What you need to do:
Check each line of the data below for the word "this", then extract the ones that have it.

• • •

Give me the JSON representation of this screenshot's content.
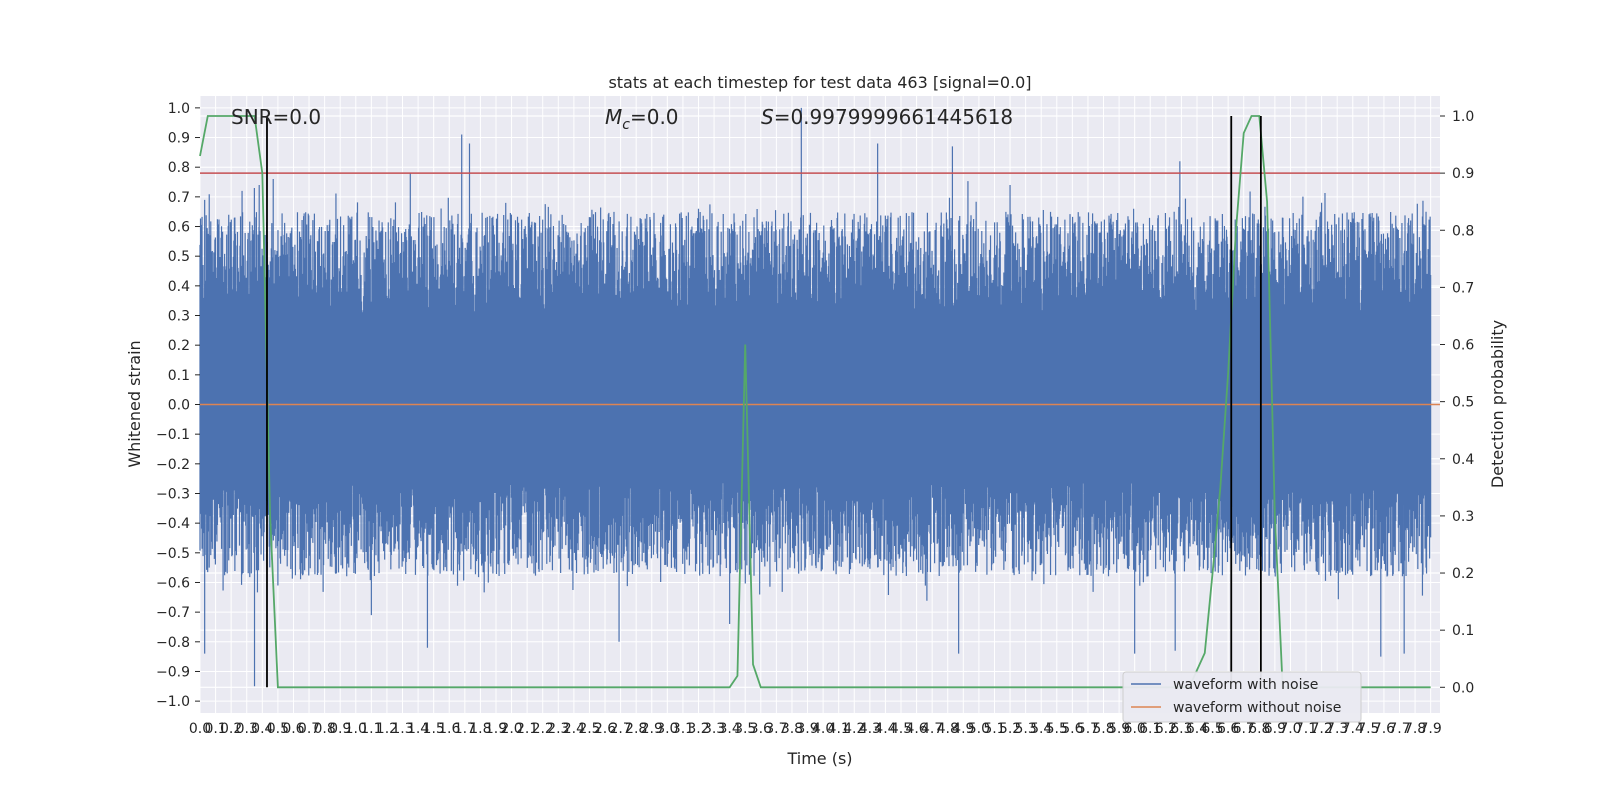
{
  "chart_data": {
    "type": "line",
    "title": "stats at each timestep for test data 463 [signal=0.0]",
    "xlabel": "Time (s)",
    "ylabel_left": "Whitened strain",
    "ylabel_right": "Detection probability",
    "xlim": [
      0.0,
      7.96
    ],
    "ylim_left": [
      -1.04,
      1.04
    ],
    "ylim_right": [
      -0.045,
      1.035
    ],
    "x_ticks": [
      "0.0",
      "0.1",
      "0.2",
      "0.3",
      "0.4",
      "0.5",
      "0.6",
      "0.7",
      "0.8",
      "0.9",
      "1.0",
      "1.1",
      "1.2",
      "1.3",
      "1.4",
      "1.5",
      "1.6",
      "1.7",
      "1.8",
      "1.9",
      "2.0",
      "2.1",
      "2.2",
      "2.3",
      "2.4",
      "2.5",
      "2.6",
      "2.7",
      "2.8",
      "2.9",
      "3.0",
      "3.1",
      "3.2",
      "3.3",
      "3.4",
      "3.5",
      "3.6",
      "3.7",
      "3.8",
      "3.9",
      "4.0",
      "4.1",
      "4.2",
      "4.3",
      "4.4",
      "4.5",
      "4.6",
      "4.7",
      "4.8",
      "4.9",
      "5.0",
      "5.1",
      "5.2",
      "5.3",
      "5.4",
      "5.5",
      "5.6",
      "5.7",
      "5.8",
      "5.9",
      "6.0",
      "6.1",
      "6.2",
      "6.3",
      "6.4",
      "6.5",
      "6.6",
      "6.7",
      "6.8",
      "6.9",
      "7.0",
      "7.1",
      "7.2",
      "7.3",
      "7.4",
      "7.5",
      "7.6",
      "7.7",
      "7.8",
      "7.9"
    ],
    "y_ticks_left": [
      "−1.0",
      "−0.9",
      "−0.8",
      "−0.7",
      "−0.6",
      "−0.5",
      "−0.4",
      "−0.3",
      "−0.2",
      "−0.1",
      "0.0",
      "0.1",
      "0.2",
      "0.3",
      "0.4",
      "0.5",
      "0.6",
      "0.7",
      "0.8",
      "0.9",
      "1.0"
    ],
    "y_ticks_right": [
      "0.0",
      "0.1",
      "0.2",
      "0.3",
      "0.4",
      "0.5",
      "0.6",
      "0.7",
      "0.8",
      "0.9",
      "1.0"
    ],
    "annotations": {
      "snr": "SNR=0.0",
      "mc_symbol": "M",
      "mc_sub": "c",
      "mc_value": "=0.0",
      "s_symbol": "S",
      "s_value": "=0.9979999661445618"
    },
    "threshold": {
      "axis": "right",
      "value": 0.9,
      "color": "#c44e52"
    },
    "vlines_x": [
      0.43,
      6.62,
      6.81
    ],
    "series": [
      {
        "name": "waveform with noise",
        "axis": "left",
        "color": "#4c72b0",
        "kind": "noise",
        "core_band": [
          -0.25,
          0.31
        ],
        "peaks_high": [
          [
            0.03,
            0.69
          ],
          [
            0.27,
            0.72
          ],
          [
            0.38,
            0.74
          ],
          [
            0.47,
            0.76
          ],
          [
            1.68,
            0.91
          ],
          [
            1.73,
            0.88
          ],
          [
            3.86,
            1.0
          ],
          [
            4.35,
            0.88
          ],
          [
            4.83,
            0.87
          ],
          [
            6.29,
            0.82
          ],
          [
            1.35,
            0.78
          ],
          [
            3.2,
            0.66
          ],
          [
            5.2,
            0.74
          ],
          [
            7.2,
            0.68
          ]
        ],
        "peaks_low": [
          [
            0.03,
            -0.84
          ],
          [
            0.35,
            -0.95
          ],
          [
            0.5,
            -0.61
          ],
          [
            1.46,
            -0.82
          ],
          [
            2.69,
            -0.8
          ],
          [
            4.87,
            -0.84
          ],
          [
            6.26,
            -0.83
          ],
          [
            6.0,
            -0.84
          ],
          [
            7.58,
            -0.85
          ],
          [
            7.73,
            -0.84
          ],
          [
            3.4,
            -0.74
          ],
          [
            1.1,
            -0.71
          ]
        ]
      },
      {
        "name": "waveform without noise",
        "axis": "left",
        "color": "#dd8452",
        "x": [
          0.0,
          7.96
        ],
        "y": [
          0.0,
          0.0
        ]
      },
      {
        "name": "detection probability",
        "axis": "right",
        "color": "#55a868",
        "x": [
          0.0,
          0.05,
          0.1,
          0.15,
          0.2,
          0.25,
          0.3,
          0.35,
          0.4,
          0.45,
          0.5,
          0.55,
          0.6,
          1.0,
          2.0,
          3.0,
          3.35,
          3.4,
          3.45,
          3.5,
          3.55,
          3.6,
          3.65,
          4.0,
          5.0,
          6.0,
          6.3,
          6.35,
          6.4,
          6.45,
          6.5,
          6.55,
          6.6,
          6.65,
          6.7,
          6.75,
          6.8,
          6.85,
          6.9,
          6.95,
          7.0,
          7.5,
          7.9
        ],
        "y": [
          0.93,
          1.0,
          1.0,
          1.0,
          1.0,
          1.0,
          1.0,
          1.0,
          0.9,
          0.3,
          0.0,
          0.0,
          0.0,
          0.0,
          0.0,
          0.0,
          0.0,
          0.0,
          0.02,
          0.6,
          0.04,
          0.0,
          0.0,
          0.0,
          0.0,
          0.0,
          0.0,
          0.0,
          0.03,
          0.06,
          0.2,
          0.35,
          0.55,
          0.8,
          0.97,
          1.0,
          1.0,
          0.85,
          0.3,
          0.0,
          0.0,
          0.0,
          0.0
        ]
      }
    ],
    "legend": {
      "position": "lower-right",
      "entries": [
        {
          "label": "waveform with noise",
          "color": "#4c72b0"
        },
        {
          "label": "waveform without noise",
          "color": "#dd8452"
        }
      ]
    },
    "grid": true,
    "style": {
      "plot_background": "#eaeaf2",
      "grid_color": "#ffffff"
    }
  }
}
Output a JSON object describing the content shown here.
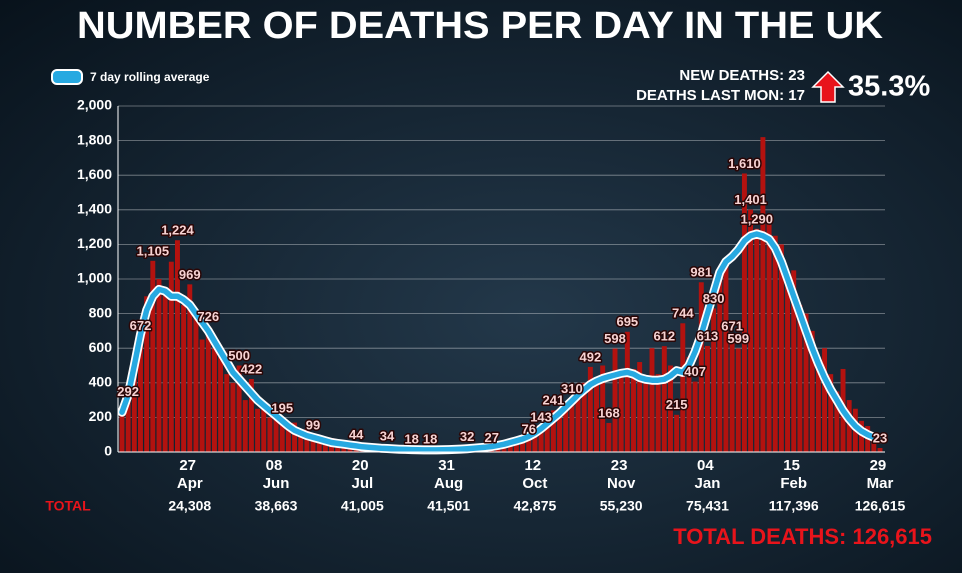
{
  "chart_data": {
    "type": "bar",
    "title": "NUMBER OF DEATHS PER DAY IN THE UK",
    "info": {
      "new_deaths": "NEW DEATHS: 23",
      "last_mon": "DEATHS LAST MON: 17",
      "change": "35.3%",
      "total_deaths": "TOTAL DEATHS: 126,615"
    },
    "categories": [
      null,
      null,
      null,
      null,
      null,
      null,
      null,
      null,
      null,
      null,
      null,
      "27 Apr",
      null,
      null,
      null,
      null,
      null,
      null,
      null,
      null,
      null,
      null,
      null,
      null,
      null,
      "08 Jun",
      null,
      null,
      null,
      null,
      null,
      null,
      null,
      null,
      null,
      null,
      null,
      null,
      null,
      "20 Jul",
      null,
      null,
      null,
      null,
      null,
      null,
      null,
      null,
      null,
      null,
      null,
      null,
      null,
      "31 Aug",
      null,
      null,
      null,
      null,
      null,
      null,
      null,
      null,
      null,
      null,
      null,
      null,
      null,
      "12 Oct",
      null,
      null,
      null,
      null,
      null,
      null,
      null,
      null,
      null,
      null,
      null,
      null,
      null,
      "23 Nov",
      null,
      null,
      null,
      null,
      null,
      null,
      null,
      null,
      null,
      null,
      null,
      null,
      null,
      "04 Jan",
      null,
      null,
      null,
      null,
      null,
      null,
      null,
      null,
      null,
      null,
      null,
      null,
      null,
      "15 Feb",
      null,
      null,
      null,
      null,
      null,
      null,
      null,
      null,
      null,
      null,
      null,
      null,
      null,
      "29 Mar"
    ],
    "series": [
      {
        "type": "bar",
        "color": "#b3120f",
        "values": [
          230,
          292,
          500,
          672,
          900,
          1105,
          1000,
          950,
          1100,
          1224,
          850,
          969,
          800,
          650,
          726,
          600,
          550,
          450,
          400,
          500,
          300,
          422,
          250,
          280,
          200,
          230,
          195,
          150,
          170,
          120,
          130,
          99,
          90,
          70,
          80,
          60,
          50,
          55,
          44,
          40,
          30,
          35,
          25,
          34,
          20,
          15,
          22,
          18,
          12,
          15,
          18,
          10,
          14,
          12,
          20,
          15,
          32,
          20,
          25,
          30,
          27,
          40,
          50,
          60,
          70,
          65,
          76,
          100,
          143,
          180,
          241,
          200,
          280,
          310,
          350,
          400,
          492,
          420,
          500,
          168,
          598,
          450,
          695,
          480,
          520,
          400,
          600,
          450,
          612,
          500,
          215,
          744,
          550,
          407,
          981,
          613,
          830,
          1000,
          1100,
          671,
          599,
          1610,
          1401,
          1290,
          1820,
          1350,
          1250,
          1200,
          1000,
          1050,
          850,
          800,
          700,
          550,
          600,
          450,
          350,
          480,
          300,
          250,
          180,
          150,
          100,
          23
        ],
        "value_labels": [
          null,
          "292",
          null,
          "672",
          null,
          "1,105",
          null,
          null,
          null,
          "1,224",
          null,
          "969",
          null,
          null,
          "726",
          null,
          null,
          null,
          null,
          "500",
          null,
          "422",
          null,
          null,
          null,
          null,
          "195",
          null,
          null,
          null,
          null,
          "99",
          null,
          null,
          null,
          null,
          null,
          null,
          "44",
          null,
          null,
          null,
          null,
          "34",
          null,
          null,
          null,
          "18",
          null,
          null,
          "18",
          null,
          null,
          null,
          null,
          null,
          "32",
          null,
          null,
          null,
          "27",
          null,
          null,
          null,
          null,
          null,
          "76",
          null,
          "143",
          null,
          "241",
          null,
          null,
          "310",
          null,
          null,
          "492",
          null,
          null,
          "168",
          "598",
          null,
          "695",
          null,
          null,
          null,
          null,
          null,
          "612",
          null,
          "215",
          "744",
          null,
          "407",
          "981",
          "613",
          "830",
          null,
          null,
          "671",
          "599",
          "1,610",
          "1,401",
          "1,290",
          null,
          null,
          null,
          null,
          null,
          null,
          null,
          null,
          null,
          null,
          null,
          null,
          null,
          null,
          null,
          null,
          null,
          null,
          null,
          "23"
        ]
      },
      {
        "type": "line",
        "name": "7 day rolling average",
        "color": "#27a9e1",
        "values": [
          230,
          330,
          500,
          680,
          820,
          900,
          940,
          930,
          900,
          900,
          880,
          850,
          800,
          750,
          700,
          640,
          580,
          520,
          460,
          420,
          380,
          340,
          300,
          270,
          240,
          210,
          180,
          150,
          125,
          110,
          95,
          85,
          75,
          65,
          55,
          50,
          45,
          40,
          35,
          30,
          28,
          25,
          22,
          20,
          18,
          16,
          15,
          14,
          13,
          12,
          12,
          12,
          13,
          14,
          15,
          17,
          19,
          22,
          25,
          28,
          32,
          38,
          45,
          55,
          65,
          75,
          90,
          110,
          135,
          165,
          195,
          225,
          260,
          295,
          330,
          360,
          390,
          410,
          425,
          435,
          445,
          455,
          460,
          450,
          430,
          420,
          415,
          415,
          420,
          440,
          470,
          460,
          500,
          580,
          680,
          800,
          920,
          1040,
          1100,
          1130,
          1170,
          1220,
          1250,
          1260,
          1250,
          1230,
          1180,
          1100,
          1000,
          900,
          800,
          700,
          600,
          510,
          430,
          360,
          300,
          240,
          190,
          150,
          120,
          100,
          85,
          75
        ]
      }
    ],
    "ylim": [
      0,
      2000
    ],
    "yticks": [
      0,
      200,
      400,
      600,
      800,
      {
        "value": 1000,
        "label": "1,000"
      },
      {
        "value": 1200,
        "label": "1,200"
      },
      {
        "value": 1400,
        "label": "1,400"
      },
      {
        "value": 1600,
        "label": "1,600"
      },
      {
        "value": 1800,
        "label": "1,800"
      },
      {
        "value": 2000,
        "label": "2,000"
      }
    ],
    "grid": true,
    "totals": {
      "label": "TOTAL",
      "labels": [
        "24,308",
        "38,663",
        "41,005",
        "41,501",
        "42,875",
        "55,230",
        "75,431",
        "117,396",
        "126,615"
      ]
    }
  }
}
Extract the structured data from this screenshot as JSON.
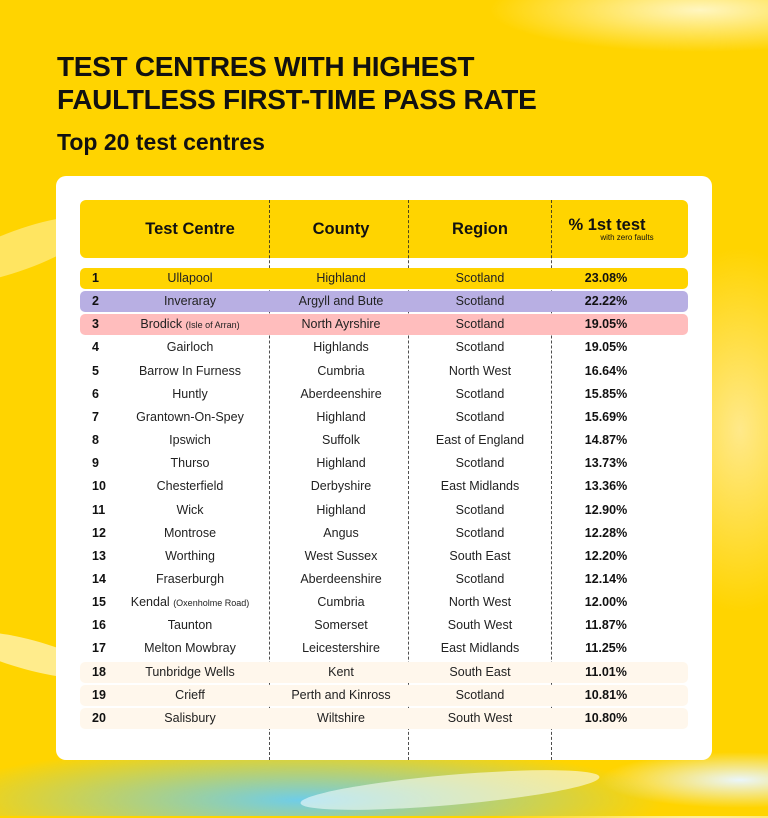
{
  "title_line1": "TEST CENTRES WITH HIGHEST",
  "title_line2": "FAULTLESS FIRST-TIME PASS RATE",
  "subtitle": "Top 20 test centres",
  "colors": {
    "background": "#FFD400",
    "header": "#FFD400",
    "rank1": "#FFD400",
    "rank2": "#B8AFE3",
    "rank3": "#FFBDBD",
    "rank18_20": "#FFF7EC"
  },
  "chart_data": {
    "type": "table",
    "columns": [
      "",
      "Test Centre",
      "County",
      "Region",
      "% 1st test"
    ],
    "column_note": "with zero faults",
    "rows": [
      {
        "rank": "1",
        "centre": "Ullapool",
        "note": "",
        "county": "Highland",
        "region": "Scotland",
        "pct": "23.08%"
      },
      {
        "rank": "2",
        "centre": "Inveraray",
        "note": "",
        "county": "Argyll and Bute",
        "region": "Scotland",
        "pct": "22.22%"
      },
      {
        "rank": "3",
        "centre": "Brodick",
        "note": "(Isle of Arran)",
        "county": "North Ayrshire",
        "region": "Scotland",
        "pct": "19.05%"
      },
      {
        "rank": "4",
        "centre": "Gairloch",
        "note": "",
        "county": "Highlands",
        "region": "Scotland",
        "pct": "19.05%"
      },
      {
        "rank": "5",
        "centre": "Barrow In Furness",
        "note": "",
        "county": "Cumbria",
        "region": "North West",
        "pct": "16.64%"
      },
      {
        "rank": "6",
        "centre": "Huntly",
        "note": "",
        "county": "Aberdeenshire",
        "region": "Scotland",
        "pct": "15.85%"
      },
      {
        "rank": "7",
        "centre": "Grantown-On-Spey",
        "note": "",
        "county": "Highland",
        "region": "Scotland",
        "pct": "15.69%"
      },
      {
        "rank": "8",
        "centre": "Ipswich",
        "note": "",
        "county": "Suffolk",
        "region": "East of England",
        "pct": "14.87%"
      },
      {
        "rank": "9",
        "centre": "Thurso",
        "note": "",
        "county": "Highland",
        "region": "Scotland",
        "pct": "13.73%"
      },
      {
        "rank": "10",
        "centre": "Chesterfield",
        "note": "",
        "county": "Derbyshire",
        "region": "East Midlands",
        "pct": "13.36%"
      },
      {
        "rank": "11",
        "centre": "Wick",
        "note": "",
        "county": "Highland",
        "region": "Scotland",
        "pct": "12.90%"
      },
      {
        "rank": "12",
        "centre": "Montrose",
        "note": "",
        "county": "Angus",
        "region": "Scotland",
        "pct": "12.28%"
      },
      {
        "rank": "13",
        "centre": "Worthing",
        "note": "",
        "county": "West Sussex",
        "region": "South East",
        "pct": "12.20%"
      },
      {
        "rank": "14",
        "centre": "Fraserburgh",
        "note": "",
        "county": "Aberdeenshire",
        "region": "Scotland",
        "pct": "12.14%"
      },
      {
        "rank": "15",
        "centre": "Kendal",
        "note": "(Oxenholme Road)",
        "county": "Cumbria",
        "region": "North West",
        "pct": "12.00%"
      },
      {
        "rank": "16",
        "centre": "Taunton",
        "note": "",
        "county": "Somerset",
        "region": "South West",
        "pct": "11.87%"
      },
      {
        "rank": "17",
        "centre": "Melton Mowbray",
        "note": "",
        "county": "Leicestershire",
        "region": "East Midlands",
        "pct": "11.25%"
      },
      {
        "rank": "18",
        "centre": "Tunbridge Wells",
        "note": "",
        "county": "Kent",
        "region": "South East",
        "pct": "11.01%"
      },
      {
        "rank": "19",
        "centre": "Crieff",
        "note": "",
        "county": "Perth and Kinross",
        "region": "Scotland",
        "pct": "10.81%"
      },
      {
        "rank": "20",
        "centre": "Salisbury",
        "note": "",
        "county": "Wiltshire",
        "region": "South West",
        "pct": "10.80%"
      }
    ]
  }
}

• • •

Task answer:
Give me the JSON representation of this screenshot's content.
Extract the structured data from this screenshot as JSON.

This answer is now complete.